* _EXERCISE_: Copy out the records below line for line, with no changes, and leave out every picture.

Begin RECORDS SUPPLIED

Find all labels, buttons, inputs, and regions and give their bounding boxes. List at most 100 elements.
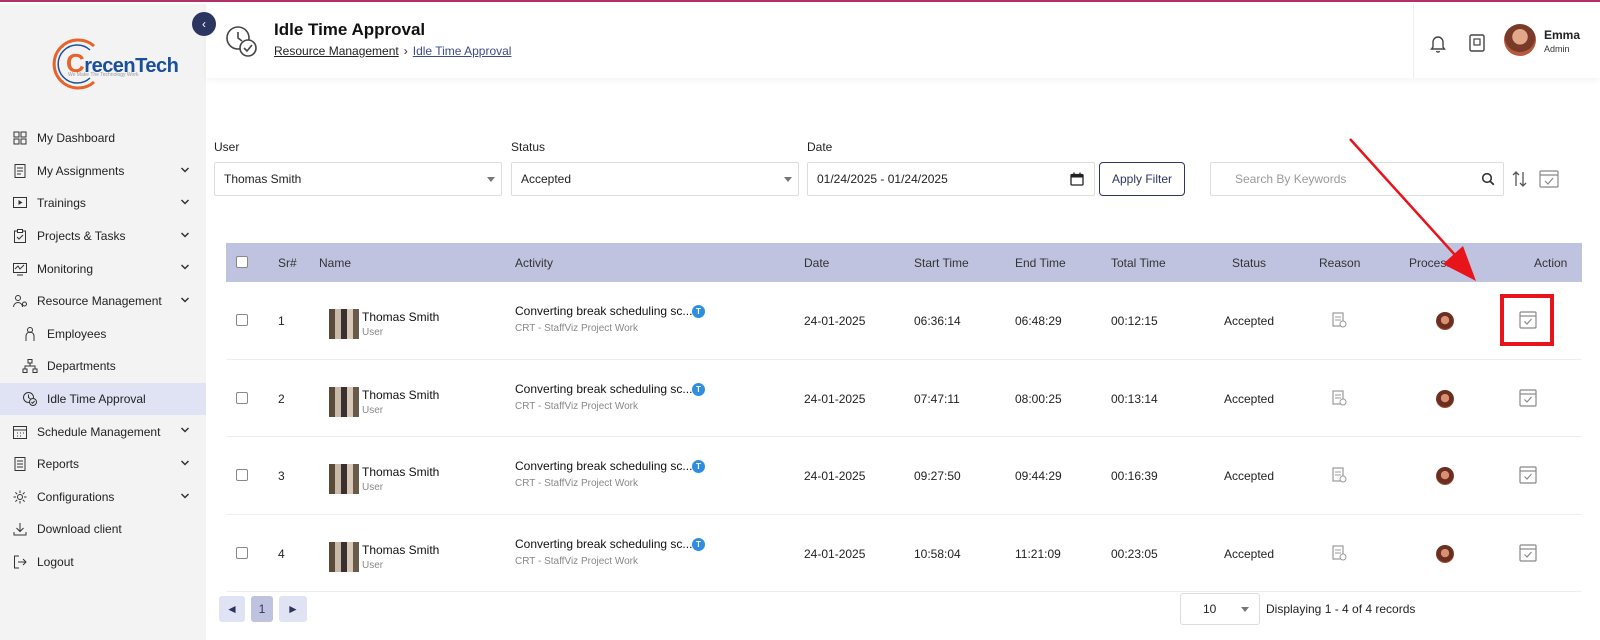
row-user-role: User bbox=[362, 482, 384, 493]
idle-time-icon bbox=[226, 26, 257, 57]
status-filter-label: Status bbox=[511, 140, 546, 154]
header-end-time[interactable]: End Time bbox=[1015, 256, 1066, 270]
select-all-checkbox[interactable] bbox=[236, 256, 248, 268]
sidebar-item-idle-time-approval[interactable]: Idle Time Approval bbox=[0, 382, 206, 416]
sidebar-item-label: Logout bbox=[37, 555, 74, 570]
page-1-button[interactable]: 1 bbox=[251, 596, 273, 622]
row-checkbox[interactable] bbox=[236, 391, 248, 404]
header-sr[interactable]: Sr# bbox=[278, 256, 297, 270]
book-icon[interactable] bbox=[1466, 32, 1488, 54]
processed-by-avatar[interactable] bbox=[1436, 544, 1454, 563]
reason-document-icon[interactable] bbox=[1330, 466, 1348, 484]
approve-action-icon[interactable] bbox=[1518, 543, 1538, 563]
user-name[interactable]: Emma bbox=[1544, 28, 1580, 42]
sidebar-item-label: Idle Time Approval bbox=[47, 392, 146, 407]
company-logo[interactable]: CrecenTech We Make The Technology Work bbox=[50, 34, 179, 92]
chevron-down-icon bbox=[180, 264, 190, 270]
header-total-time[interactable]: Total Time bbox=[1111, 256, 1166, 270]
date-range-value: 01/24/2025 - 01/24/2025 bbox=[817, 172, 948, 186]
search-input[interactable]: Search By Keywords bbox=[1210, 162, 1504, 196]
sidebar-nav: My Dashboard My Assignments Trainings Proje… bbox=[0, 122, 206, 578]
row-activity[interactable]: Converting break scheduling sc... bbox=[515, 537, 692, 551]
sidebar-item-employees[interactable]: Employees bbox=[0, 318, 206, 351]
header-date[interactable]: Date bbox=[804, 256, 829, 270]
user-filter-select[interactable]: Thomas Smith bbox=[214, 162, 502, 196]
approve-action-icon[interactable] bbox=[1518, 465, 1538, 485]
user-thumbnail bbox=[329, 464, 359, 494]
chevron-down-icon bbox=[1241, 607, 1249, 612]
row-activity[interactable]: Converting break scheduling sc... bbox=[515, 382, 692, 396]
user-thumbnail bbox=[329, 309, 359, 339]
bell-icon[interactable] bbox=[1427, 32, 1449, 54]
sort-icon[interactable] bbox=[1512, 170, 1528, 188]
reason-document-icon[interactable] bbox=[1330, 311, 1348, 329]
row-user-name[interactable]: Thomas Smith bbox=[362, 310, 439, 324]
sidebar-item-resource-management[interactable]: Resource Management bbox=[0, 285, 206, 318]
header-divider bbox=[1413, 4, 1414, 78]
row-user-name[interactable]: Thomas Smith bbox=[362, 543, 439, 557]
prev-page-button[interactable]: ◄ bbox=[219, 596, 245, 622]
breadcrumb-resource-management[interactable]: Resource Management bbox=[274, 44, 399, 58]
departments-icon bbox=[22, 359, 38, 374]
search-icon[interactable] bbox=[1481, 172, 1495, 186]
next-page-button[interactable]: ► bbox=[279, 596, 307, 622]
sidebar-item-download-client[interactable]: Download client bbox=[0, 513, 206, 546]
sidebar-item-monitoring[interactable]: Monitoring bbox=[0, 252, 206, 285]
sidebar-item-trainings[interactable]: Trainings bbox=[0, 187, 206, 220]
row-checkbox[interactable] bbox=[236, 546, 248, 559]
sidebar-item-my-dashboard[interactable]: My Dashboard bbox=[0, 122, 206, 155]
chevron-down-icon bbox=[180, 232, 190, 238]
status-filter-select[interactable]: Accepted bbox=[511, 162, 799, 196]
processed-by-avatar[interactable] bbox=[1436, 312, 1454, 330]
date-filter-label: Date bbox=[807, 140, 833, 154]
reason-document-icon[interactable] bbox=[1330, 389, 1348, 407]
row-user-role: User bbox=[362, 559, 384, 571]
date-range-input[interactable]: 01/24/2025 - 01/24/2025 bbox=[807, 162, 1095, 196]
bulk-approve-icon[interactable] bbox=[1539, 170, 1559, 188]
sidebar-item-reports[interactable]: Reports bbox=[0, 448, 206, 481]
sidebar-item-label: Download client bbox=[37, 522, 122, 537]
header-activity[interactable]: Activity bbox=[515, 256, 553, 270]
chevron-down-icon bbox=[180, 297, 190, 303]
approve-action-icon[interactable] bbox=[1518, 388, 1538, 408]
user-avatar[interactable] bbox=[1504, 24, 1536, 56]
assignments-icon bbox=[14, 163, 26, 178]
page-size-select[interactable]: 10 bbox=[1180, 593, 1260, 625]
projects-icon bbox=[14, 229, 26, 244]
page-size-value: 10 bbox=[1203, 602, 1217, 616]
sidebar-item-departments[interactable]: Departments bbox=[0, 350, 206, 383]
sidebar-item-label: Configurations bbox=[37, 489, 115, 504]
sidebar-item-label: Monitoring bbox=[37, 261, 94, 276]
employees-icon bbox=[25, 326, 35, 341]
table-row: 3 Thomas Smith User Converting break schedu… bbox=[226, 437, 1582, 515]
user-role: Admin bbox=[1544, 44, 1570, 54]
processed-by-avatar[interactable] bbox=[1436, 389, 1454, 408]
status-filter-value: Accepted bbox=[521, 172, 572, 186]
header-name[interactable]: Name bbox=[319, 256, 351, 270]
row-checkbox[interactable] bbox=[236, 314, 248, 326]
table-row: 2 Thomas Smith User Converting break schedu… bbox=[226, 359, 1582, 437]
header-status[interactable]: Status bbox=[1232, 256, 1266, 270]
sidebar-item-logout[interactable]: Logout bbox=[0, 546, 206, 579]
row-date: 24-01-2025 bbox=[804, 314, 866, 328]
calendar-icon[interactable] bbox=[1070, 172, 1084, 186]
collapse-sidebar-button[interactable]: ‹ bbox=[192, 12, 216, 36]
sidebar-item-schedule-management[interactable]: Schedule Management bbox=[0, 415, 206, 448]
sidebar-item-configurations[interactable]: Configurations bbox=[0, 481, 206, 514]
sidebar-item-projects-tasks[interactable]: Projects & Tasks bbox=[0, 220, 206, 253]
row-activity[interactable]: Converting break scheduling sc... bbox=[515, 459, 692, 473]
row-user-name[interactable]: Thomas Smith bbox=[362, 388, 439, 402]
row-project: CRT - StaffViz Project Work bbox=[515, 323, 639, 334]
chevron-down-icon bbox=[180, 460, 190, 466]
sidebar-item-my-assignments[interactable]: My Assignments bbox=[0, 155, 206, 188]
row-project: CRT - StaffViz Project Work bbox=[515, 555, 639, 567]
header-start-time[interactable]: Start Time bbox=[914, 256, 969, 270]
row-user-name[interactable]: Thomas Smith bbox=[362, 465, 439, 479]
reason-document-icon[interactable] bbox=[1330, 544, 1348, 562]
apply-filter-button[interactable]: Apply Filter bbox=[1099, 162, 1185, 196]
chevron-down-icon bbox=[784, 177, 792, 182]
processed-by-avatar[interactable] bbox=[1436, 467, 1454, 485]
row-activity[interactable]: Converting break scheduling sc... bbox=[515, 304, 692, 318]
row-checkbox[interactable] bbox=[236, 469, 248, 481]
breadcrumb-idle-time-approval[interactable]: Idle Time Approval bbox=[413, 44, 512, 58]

End RECORDS SUPPLIED

* _EXERCISE SOLUTION_:
Find all labels, buttons, inputs, and regions and give their bounding boxes. List at most 100 elements.
row-user-role: User bbox=[362, 482, 384, 493]
idle-time-icon bbox=[226, 26, 257, 57]
status-filter-label: Status bbox=[511, 140, 546, 154]
header-end-time[interactable]: End Time bbox=[1015, 256, 1066, 270]
select-all-checkbox[interactable] bbox=[236, 256, 248, 268]
sidebar-item-idle-time-approval[interactable]: Idle Time Approval bbox=[0, 382, 206, 416]
sidebar-item-label: Logout bbox=[37, 555, 74, 570]
page-1-button[interactable]: 1 bbox=[251, 596, 273, 622]
row-checkbox[interactable] bbox=[236, 391, 248, 404]
header-sr[interactable]: Sr# bbox=[278, 256, 297, 270]
book-icon[interactable] bbox=[1466, 32, 1488, 54]
processed-by-avatar[interactable] bbox=[1436, 544, 1454, 563]
reason-document-icon[interactable] bbox=[1330, 466, 1348, 484]
approve-action-icon[interactable] bbox=[1518, 543, 1538, 563]
user-name[interactable]: Emma bbox=[1544, 28, 1580, 42]
sidebar-item-label: Idle Time Approval bbox=[47, 392, 146, 407]
company-logo[interactable]: CrecenTech We Make The Technology Work bbox=[50, 34, 179, 92]
chevron-down-icon bbox=[180, 264, 190, 270]
header-total-time[interactable]: Total Time bbox=[1111, 256, 1166, 270]
date-range-value: 01/24/2025 - 01/24/2025 bbox=[817, 172, 948, 186]
search-input[interactable]: Search By Keywords bbox=[1210, 162, 1504, 196]
sidebar-nav: My Dashboard My Assignments Trainings Proje… bbox=[0, 122, 206, 578]
row-activity[interactable]: Converting break scheduling sc... bbox=[515, 537, 692, 551]
sidebar-item-employees[interactable]: Employees bbox=[0, 318, 206, 351]
header-date[interactable]: Date bbox=[804, 256, 829, 270]
user-filter-select[interactable]: Thomas Smith bbox=[214, 162, 502, 196]
approve-action-icon[interactable] bbox=[1518, 465, 1538, 485]
user-thumbnail bbox=[329, 464, 359, 494]
chevron-down-icon bbox=[1241, 607, 1249, 612]
row-activity[interactable]: Converting break scheduling sc... bbox=[515, 382, 692, 396]
user-thumbnail bbox=[329, 309, 359, 339]
bell-icon[interactable] bbox=[1427, 32, 1449, 54]
sort-icon[interactable] bbox=[1512, 170, 1528, 188]
reason-document-icon[interactable] bbox=[1330, 311, 1348, 329]
row-user-name[interactable]: Thomas Smith bbox=[362, 310, 439, 324]
sidebar-item-resource-management[interactable]: Resource Management bbox=[0, 285, 206, 318]
header-divider bbox=[1413, 4, 1414, 78]
row-user-name[interactable]: Thomas Smith bbox=[362, 543, 439, 557]
prev-page-button[interactable]: ◄ bbox=[219, 596, 245, 622]
breadcrumb-resource-management[interactable]: Resource Management bbox=[274, 44, 399, 58]
departments-icon bbox=[22, 359, 38, 374]
search-icon[interactable] bbox=[1481, 172, 1495, 186]
next-page-button[interactable]: ► bbox=[279, 596, 307, 622]
sidebar-item-download-client[interactable]: Download client bbox=[0, 513, 206, 546]
sidebar-item-monitoring[interactable]: Monitoring bbox=[0, 252, 206, 285]
sidebar-item-trainings[interactable]: Trainings bbox=[0, 187, 206, 220]
row-checkbox[interactable] bbox=[236, 546, 248, 559]
sidebar-item-my-dashboard[interactable]: My Dashboard bbox=[0, 122, 206, 155]
chevron-down-icon bbox=[180, 232, 190, 238]
status-filter-select[interactable]: Accepted bbox=[511, 162, 799, 196]
processed-by-avatar[interactable] bbox=[1436, 312, 1454, 330]
date-filter-label: Date bbox=[807, 140, 833, 154]
reason-document-icon[interactable] bbox=[1330, 389, 1348, 407]
row-user-role: User bbox=[362, 559, 384, 571]
date-range-input[interactable]: 01/24/2025 - 01/24/2025 bbox=[807, 162, 1095, 196]
bulk-approve-icon[interactable] bbox=[1539, 170, 1559, 188]
sidebar-item-reports[interactable]: Reports bbox=[0, 448, 206, 481]
sidebar-item-label: Download client bbox=[37, 522, 122, 537]
header-activity[interactable]: Activity bbox=[515, 256, 553, 270]
chevron-down-icon bbox=[180, 297, 190, 303]
approve-action-icon[interactable] bbox=[1518, 388, 1538, 408]
user-avatar[interactable] bbox=[1504, 24, 1536, 56]
assignments-icon bbox=[14, 163, 26, 178]
page-size-select[interactable]: 10 bbox=[1180, 593, 1260, 625]
projects-icon bbox=[14, 229, 26, 244]
page-size-value: 10 bbox=[1203, 602, 1217, 616]
sidebar-item-departments[interactable]: Departments bbox=[0, 350, 206, 383]
sidebar-item-label: Configurations bbox=[37, 489, 115, 504]
sidebar-item-label: Monitoring bbox=[37, 261, 94, 276]
employees-icon bbox=[25, 326, 35, 341]
table-row: 3 Thomas Smith User Converting break schedu… bbox=[226, 437, 1582, 515]
user-role: Admin bbox=[1544, 44, 1570, 54]
processed-by-avatar[interactable] bbox=[1436, 389, 1454, 408]
status-filter-value: Accepted bbox=[521, 172, 572, 186]
header-name[interactable]: Name bbox=[319, 256, 351, 270]
row-checkbox[interactable] bbox=[236, 314, 248, 326]
table-row: 2 Thomas Smith User Converting break schedu… bbox=[226, 359, 1582, 437]
header-status[interactable]: Status bbox=[1232, 256, 1266, 270]
sidebar-item-logout[interactable]: Logout bbox=[0, 546, 206, 579]
row-date: 24-01-2025 bbox=[804, 314, 866, 328]
calendar-icon[interactable] bbox=[1070, 172, 1084, 186]
collapse-sidebar-button[interactable]: ‹ bbox=[192, 12, 216, 36]
sidebar-item-schedule-management[interactable]: Schedule Management bbox=[0, 415, 206, 448]
sidebar-item-configurations[interactable]: Configurations bbox=[0, 481, 206, 514]
sidebar-item-projects-tasks[interactable]: Projects & Tasks bbox=[0, 220, 206, 253]
row-activity[interactable]: Converting break scheduling sc... bbox=[515, 459, 692, 473]
row-user-name[interactable]: Thomas Smith bbox=[362, 388, 439, 402]
row-project: CRT - StaffViz Project Work bbox=[515, 323, 639, 334]
chevron-down-icon bbox=[180, 460, 190, 466]
sidebar-item-my-assignments[interactable]: My Assignments bbox=[0, 155, 206, 188]
row-project: CRT - StaffViz Project Work bbox=[515, 555, 639, 567]
header-start-time[interactable]: Start Time bbox=[914, 256, 969, 270]
row-user-name[interactable]: Thomas Smith bbox=[362, 465, 439, 479]
reason-document-icon[interactable] bbox=[1330, 544, 1348, 562]
apply-filter-button[interactable]: Apply Filter bbox=[1099, 162, 1185, 196]
chevron-down-icon bbox=[784, 177, 792, 182]
processed-by-avatar[interactable] bbox=[1436, 467, 1454, 485]
row-activity[interactable]: Converting break scheduling sc... bbox=[515, 304, 692, 318]
row-checkbox[interactable] bbox=[236, 469, 248, 481]
breadcrumb-idle-time-approval[interactable]: Idle Time Approval bbox=[413, 44, 512, 58]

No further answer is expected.